What you need to do:
Reproduce every record below exactly as written, leaving out any pictures.

Records for processing:
▬▬▬▬▬▬▬▬▬▬
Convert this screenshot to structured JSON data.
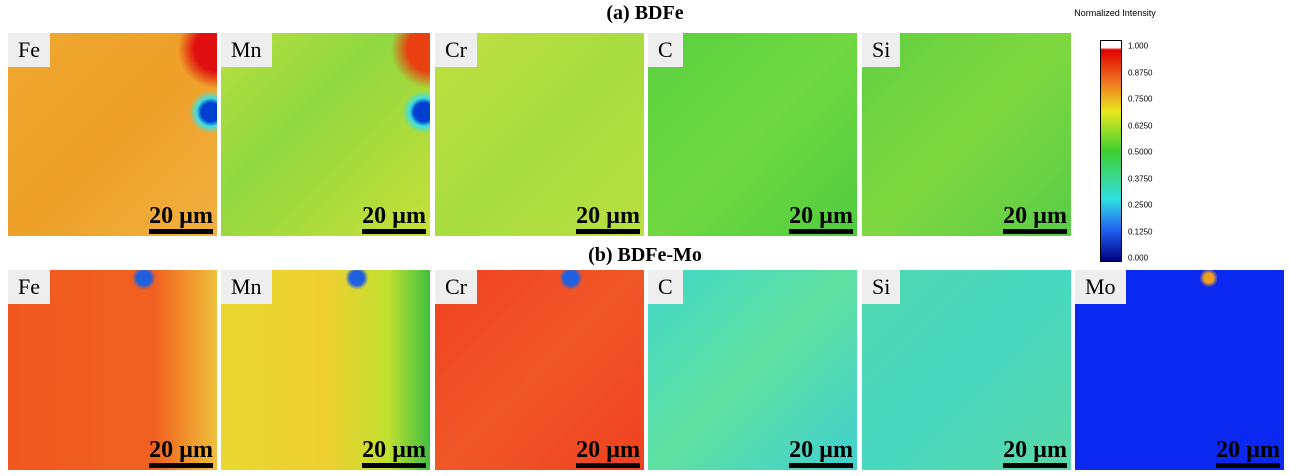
{
  "rows": [
    {
      "title": "(a) BDFe",
      "panels": [
        {
          "element": "Fe",
          "scale_bar": "20 µm"
        },
        {
          "element": "Mn",
          "scale_bar": "20 µm"
        },
        {
          "element": "Cr",
          "scale_bar": "20 µm"
        },
        {
          "element": "C",
          "scale_bar": "20 µm"
        },
        {
          "element": "Si",
          "scale_bar": "20 µm"
        }
      ]
    },
    {
      "title": "(b) BDFe-Mo",
      "panels": [
        {
          "element": "Fe",
          "scale_bar": "20 µm"
        },
        {
          "element": "Mn",
          "scale_bar": "20 µm"
        },
        {
          "element": "Cr",
          "scale_bar": "20 µm"
        },
        {
          "element": "C",
          "scale_bar": "20 µm"
        },
        {
          "element": "Si",
          "scale_bar": "20 µm"
        },
        {
          "element": "Mo",
          "scale_bar": "20 µm"
        }
      ]
    }
  ],
  "colorbar": {
    "title": "Normalized Intensity",
    "ticks": [
      "1.000",
      "0.8750",
      "0.7500",
      "0.6250",
      "0.5000",
      "0.3750",
      "0.2500",
      "0.1250",
      "0.000"
    ]
  }
}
▬▬▬▬▬▬▬▬▬▬
Full solution:
Convert this screenshot to structured JSON data.
{
  "rows": [
    {
      "title": "(a) BDFe",
      "panels": [
        {
          "element": "Fe",
          "scale_bar": "20 µm"
        },
        {
          "element": "Mn",
          "scale_bar": "20 µm"
        },
        {
          "element": "Cr",
          "scale_bar": "20 µm"
        },
        {
          "element": "C",
          "scale_bar": "20 µm"
        },
        {
          "element": "Si",
          "scale_bar": "20 µm"
        }
      ]
    },
    {
      "title": "(b) BDFe-Mo",
      "panels": [
        {
          "element": "Fe",
          "scale_bar": "20 µm"
        },
        {
          "element": "Mn",
          "scale_bar": "20 µm"
        },
        {
          "element": "Cr",
          "scale_bar": "20 µm"
        },
        {
          "element": "C",
          "scale_bar": "20 µm"
        },
        {
          "element": "Si",
          "scale_bar": "20 µm"
        },
        {
          "element": "Mo",
          "scale_bar": "20 µm"
        }
      ]
    }
  ],
  "colorbar": {
    "title": "Normalized Intensity",
    "ticks": [
      "1.000",
      "0.8750",
      "0.7500",
      "0.6250",
      "0.5000",
      "0.3750",
      "0.2500",
      "0.1250",
      "0.000"
    ]
  }
}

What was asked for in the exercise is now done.